Rows from a layout dataset
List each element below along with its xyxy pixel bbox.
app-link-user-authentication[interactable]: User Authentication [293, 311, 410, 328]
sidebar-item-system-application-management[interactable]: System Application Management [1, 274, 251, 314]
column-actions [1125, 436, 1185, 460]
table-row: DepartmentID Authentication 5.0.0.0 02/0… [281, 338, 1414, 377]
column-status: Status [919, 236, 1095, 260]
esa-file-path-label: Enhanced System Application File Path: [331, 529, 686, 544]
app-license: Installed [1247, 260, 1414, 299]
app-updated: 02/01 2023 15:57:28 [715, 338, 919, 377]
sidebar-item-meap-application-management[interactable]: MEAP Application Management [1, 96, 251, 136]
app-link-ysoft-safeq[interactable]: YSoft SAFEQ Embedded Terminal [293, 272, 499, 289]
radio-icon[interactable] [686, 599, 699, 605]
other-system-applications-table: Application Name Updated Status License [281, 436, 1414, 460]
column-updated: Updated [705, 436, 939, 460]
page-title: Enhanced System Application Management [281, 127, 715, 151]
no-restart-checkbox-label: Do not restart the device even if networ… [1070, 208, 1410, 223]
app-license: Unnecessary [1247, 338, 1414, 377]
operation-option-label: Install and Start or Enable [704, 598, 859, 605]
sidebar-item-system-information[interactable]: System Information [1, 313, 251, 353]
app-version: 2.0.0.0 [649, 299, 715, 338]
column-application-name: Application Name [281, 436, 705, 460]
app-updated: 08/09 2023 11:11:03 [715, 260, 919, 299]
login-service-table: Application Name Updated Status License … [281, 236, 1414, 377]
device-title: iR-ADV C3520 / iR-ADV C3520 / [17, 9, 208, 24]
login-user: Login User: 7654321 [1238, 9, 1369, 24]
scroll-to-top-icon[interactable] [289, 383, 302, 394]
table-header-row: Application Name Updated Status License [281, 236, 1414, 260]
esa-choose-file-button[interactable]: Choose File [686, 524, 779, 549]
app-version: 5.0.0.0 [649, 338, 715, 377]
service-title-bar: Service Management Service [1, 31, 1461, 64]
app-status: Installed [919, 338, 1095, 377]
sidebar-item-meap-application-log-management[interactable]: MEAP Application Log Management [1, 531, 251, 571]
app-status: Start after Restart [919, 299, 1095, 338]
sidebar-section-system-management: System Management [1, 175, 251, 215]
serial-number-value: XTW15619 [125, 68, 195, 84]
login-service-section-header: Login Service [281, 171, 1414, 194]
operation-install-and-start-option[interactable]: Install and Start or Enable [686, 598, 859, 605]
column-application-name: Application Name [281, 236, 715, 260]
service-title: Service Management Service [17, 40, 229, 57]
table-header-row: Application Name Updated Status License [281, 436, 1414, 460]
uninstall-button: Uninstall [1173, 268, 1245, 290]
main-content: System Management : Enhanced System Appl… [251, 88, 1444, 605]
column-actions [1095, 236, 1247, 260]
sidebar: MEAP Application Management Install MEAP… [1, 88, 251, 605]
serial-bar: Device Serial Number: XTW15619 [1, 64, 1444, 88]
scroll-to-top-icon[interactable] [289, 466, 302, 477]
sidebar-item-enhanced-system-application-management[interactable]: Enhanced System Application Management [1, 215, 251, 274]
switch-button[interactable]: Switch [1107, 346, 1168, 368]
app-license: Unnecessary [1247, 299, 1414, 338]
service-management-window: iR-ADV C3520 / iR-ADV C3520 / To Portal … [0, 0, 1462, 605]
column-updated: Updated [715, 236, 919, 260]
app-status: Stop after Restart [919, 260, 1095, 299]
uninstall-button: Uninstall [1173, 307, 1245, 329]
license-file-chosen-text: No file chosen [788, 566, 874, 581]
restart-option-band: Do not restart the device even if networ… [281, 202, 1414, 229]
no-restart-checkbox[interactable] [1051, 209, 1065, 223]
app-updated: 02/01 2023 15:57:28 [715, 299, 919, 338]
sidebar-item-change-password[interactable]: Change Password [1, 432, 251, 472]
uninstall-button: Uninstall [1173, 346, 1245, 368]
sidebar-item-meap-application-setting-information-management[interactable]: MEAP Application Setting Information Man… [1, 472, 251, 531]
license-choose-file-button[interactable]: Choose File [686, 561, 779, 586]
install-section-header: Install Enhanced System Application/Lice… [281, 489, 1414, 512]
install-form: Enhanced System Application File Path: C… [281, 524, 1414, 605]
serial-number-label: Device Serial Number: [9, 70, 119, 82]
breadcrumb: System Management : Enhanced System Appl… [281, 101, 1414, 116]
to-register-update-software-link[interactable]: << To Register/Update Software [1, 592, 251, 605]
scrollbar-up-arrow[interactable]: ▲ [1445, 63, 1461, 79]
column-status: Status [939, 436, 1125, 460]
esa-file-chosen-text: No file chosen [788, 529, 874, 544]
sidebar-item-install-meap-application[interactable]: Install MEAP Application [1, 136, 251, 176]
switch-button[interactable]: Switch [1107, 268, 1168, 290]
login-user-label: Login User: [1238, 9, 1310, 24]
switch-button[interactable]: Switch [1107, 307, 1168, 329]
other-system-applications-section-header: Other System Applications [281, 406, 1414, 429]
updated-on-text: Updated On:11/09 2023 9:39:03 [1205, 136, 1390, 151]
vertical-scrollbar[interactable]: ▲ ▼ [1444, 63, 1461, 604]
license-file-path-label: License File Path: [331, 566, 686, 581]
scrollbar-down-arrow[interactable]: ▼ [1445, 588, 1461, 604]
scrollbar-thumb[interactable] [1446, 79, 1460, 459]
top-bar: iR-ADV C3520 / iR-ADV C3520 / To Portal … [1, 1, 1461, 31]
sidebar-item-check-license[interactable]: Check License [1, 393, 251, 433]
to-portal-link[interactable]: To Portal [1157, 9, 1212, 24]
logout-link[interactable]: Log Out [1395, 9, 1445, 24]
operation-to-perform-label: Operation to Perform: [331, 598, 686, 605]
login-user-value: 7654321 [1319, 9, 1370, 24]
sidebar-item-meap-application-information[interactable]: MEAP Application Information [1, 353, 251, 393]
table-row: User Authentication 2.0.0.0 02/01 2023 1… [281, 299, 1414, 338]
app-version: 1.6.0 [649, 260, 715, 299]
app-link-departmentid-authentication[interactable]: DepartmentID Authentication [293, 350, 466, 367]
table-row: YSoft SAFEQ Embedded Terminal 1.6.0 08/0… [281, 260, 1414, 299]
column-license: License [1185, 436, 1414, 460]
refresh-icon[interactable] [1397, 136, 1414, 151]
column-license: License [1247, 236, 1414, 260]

• TASK TO COMPLETE
Render the listing above as a Markdown table with the columns Row and Line, numbering each nonblank line and leaving out blank ones.

• COMPLETE OUTPUT
| Row | Line |
|---|---|
| 1 | List each element below along with its xyxy pixel bbox. |
| 2 | app-link-user-authentication[interactable]: User Authentication [293, 311, 410, 328] |
| 3 | sidebar-item-system-application-management[interactable]: System Application Management [1, 274, 251, 314] |
| 4 | column-actions [1125, 436, 1185, 460] |
| 5 | table-row: DepartmentID Authentication 5.0.0.0 02/0… [281, 338, 1414, 377] |
| 6 | column-status: Status [919, 236, 1095, 260] |
| 7 | esa-file-path-label: Enhanced System Application File Path: [331, 529, 686, 544] |
| 8 | app-license: Installed [1247, 260, 1414, 299] |
| 9 | app-updated: 02/01 2023 15:57:28 [715, 338, 919, 377] |
| 10 | sidebar-item-meap-application-management[interactable]: MEAP Application Management [1, 96, 251, 136] |
| 11 | app-link-ysoft-safeq[interactable]: YSoft SAFEQ Embedded Terminal [293, 272, 499, 289] |
| 12 | radio-icon[interactable] [686, 599, 699, 605] |
| 13 | other-system-applications-table: Application Name Updated Status License [281, 436, 1414, 460] |
| 14 | column-updated: Updated [705, 436, 939, 460] |
| 15 | page-title: Enhanced System Application Management [281, 127, 715, 151] |
| 16 | no-restart-checkbox-label: Do not restart the device even if networ… [1070, 208, 1410, 223] |
| 17 | app-license: Unnecessary [1247, 338, 1414, 377] |
| 18 | operation-option-label: Install and Start or Enable [704, 598, 859, 605] |
| 19 | sidebar-item-system-information[interactable]: System Information [1, 313, 251, 353] |
| 20 | app-version: 2.0.0.0 [649, 299, 715, 338] |
| 21 | column-application-name: Application Name [281, 436, 705, 460] |
| 22 | app-updated: 08/09 2023 11:11:03 [715, 260, 919, 299] |
| 23 | login-service-table: Application Name Updated Status License … [281, 236, 1414, 377] |
| 24 | device-title: iR-ADV C3520 / iR-ADV C3520 / [17, 9, 208, 24] |
| 25 | login-user: Login User: 7654321 [1238, 9, 1369, 24] |
| 26 | scroll-to-top-icon[interactable] [289, 383, 302, 394] |
| 27 | table-header-row: Application Name Updated Status License [281, 236, 1414, 260] |
| 28 | esa-choose-file-button[interactable]: Choose File [686, 524, 779, 549] |
| 29 | app-version: 5.0.0.0 [649, 338, 715, 377] |
| 30 | service-title-bar: Service Management Service [1, 31, 1461, 64] |
| 31 | app-status: Installed [919, 338, 1095, 377] |
| 32 | sidebar-item-meap-application-log-management[interactable]: MEAP Application Log Management [1, 531, 251, 571] |
| 33 | app-status: Start after Restart [919, 299, 1095, 338] |
| 34 | sidebar-section-system-management: System Management [1, 175, 251, 215] |
| 35 | serial-number-value: XTW15619 [125, 68, 195, 84] |
| 36 | login-service-section-header: Login Service [281, 171, 1414, 194] |
| 37 | operation-install-and-start-option[interactable]: Install and Start or Enable [686, 598, 859, 605] |
| 38 | column-application-name: Application Name [281, 236, 715, 260] |
| 39 | service-title: Service Management Service [17, 40, 229, 57] |
| 40 | table-header-row: Application Name Updated Status License [281, 436, 1414, 460] |
| 41 | uninstall-button: Uninstall [1173, 268, 1245, 290] |
| 42 | main-content: System Management : Enhanced System Appl… [251, 88, 1444, 605] |
| 43 | column-actions [1095, 236, 1247, 260] |
| 44 | sidebar: MEAP Application Management Install MEAP… [1, 88, 251, 605] |
| 45 | serial-bar: Device Serial Number: XTW15619 [1, 64, 1444, 88] |
| 46 | scroll-to-top-icon[interactable] [289, 466, 302, 477] |
| 47 | sidebar-item-enhanced-system-application-management[interactable]: Enhanced System Application Management [1, 215, 251, 274] |
| 48 | switch-button[interactable]: Switch [1107, 346, 1168, 368] |
| 49 | app-license: Unnecessary [1247, 299, 1414, 338] |
| 50 | service-management-window: iR-ADV C3520 / iR-ADV C3520 / To Portal … [0, 0, 1462, 605] |
| 51 | column-updated: Updated [715, 236, 919, 260] |
| 52 | app-status: Stop after Restart [919, 260, 1095, 299] |
| 53 | uninstall-button: Uninstall [1173, 307, 1245, 329] |
| 54 | license-file-chosen-text: No file chosen [788, 566, 874, 581] |
| 55 | restart-option-band: Do not restart the device even if networ… [281, 202, 1414, 229] |
| 56 | no-restart-checkbox[interactable] [1051, 209, 1065, 223] |
| 57 | app-updated: 02/01 2023 15:57:28 [715, 299, 919, 338] |
| 58 | sidebar-item-change-password[interactable]: Change Password [1, 432, 251, 472] |
| 59 | uninstall-button: Uninstall [1173, 346, 1245, 368] |
| 60 | sidebar-item-meap-application-setting-information-management[interactable]: MEAP Application Setting Information Man… [1, 472, 251, 531] |
| 61 | license-choose-file-button[interactable]: Choose File [686, 561, 779, 586] |
| 62 | install-section-header: Install Enhanced System Application/Lice… [281, 489, 1414, 512] |
| 63 | install-form: Enhanced System Application File Path: C… [281, 524, 1414, 605] |
| 64 | serial-number-label: Device Serial Number: [9, 70, 119, 82] |
| 65 | breadcrumb: System Management : Enhanced System Appl… [281, 101, 1414, 116] |
| 66 | to-register-update-software-link[interactable]: << To Register/Update Software [1, 592, 251, 605] |
| 67 | scrollbar-up-arrow[interactable]: ▲ [1445, 63, 1461, 79] |
| 68 | column-status: Status [939, 436, 1125, 460] |
| 69 | esa-file-chosen-text: No file chosen [788, 529, 874, 544] |
| 70 | sidebar-item-install-meap-application[interactable]: Install MEAP Application [1, 136, 251, 176] |
| 71 | switch-button[interactable]: Switch [1107, 268, 1168, 290] |
| 72 | login-user-label: Login User: [1238, 9, 1310, 24] |
| 73 | switch-button[interactable]: Switch [1107, 307, 1168, 329] |
| 74 | other-system-applications-section-header: Other System Applications [281, 406, 1414, 429] |
| 75 | updated-on-text: Updated On:11/09 2023 9:39:03 [1205, 136, 1390, 151] |
| 76 | vertical-scrollbar[interactable]: ▲ ▼ [1444, 63, 1461, 604] |
| 77 | license-file-path-label: License File Path: [331, 566, 686, 581] |
| 78 | scrollbar-down-arrow[interactable]: ▼ [1445, 588, 1461, 604] |
| 79 | scrollbar-thumb[interactable] [1446, 79, 1460, 459] |
| 80 | top-bar: iR-ADV C3520 / iR-ADV C3520 / To Portal … [1, 1, 1461, 31] |
| 81 | sidebar-item-check-license[interactable]: Check License [1, 393, 251, 433] |
| 82 | to-portal-link[interactable]: To Portal [1157, 9, 1212, 24] |
| 83 | logout-link[interactable]: Log Out [1395, 9, 1445, 24] |
| 84 | operation-to-perform-label: Operation to Perform: [331, 598, 686, 605] |
| 85 | login-user-value: 7654321 [1319, 9, 1370, 24] |
| 86 | sidebar-item-meap-application-information[interactable]: MEAP Application Information [1, 353, 251, 393] |
| 87 | table-row: User Authentication 2.0.0.0 02/01 2023 1… [281, 299, 1414, 338] |
| 88 | app-version: 1.6.0 [649, 260, 715, 299] |
| 89 | app-link-departmentid-authentication[interactable]: DepartmentID Authentication [293, 350, 466, 367] |
| 90 | table-row: YSoft SAFEQ Embedded Terminal 1.6.0 08/0… [281, 260, 1414, 299] |
| 91 | column-license: License [1185, 436, 1414, 460] |
| 92 | refresh-icon[interactable] [1397, 136, 1414, 151] |
| 93 | column-license: License [1247, 236, 1414, 260] |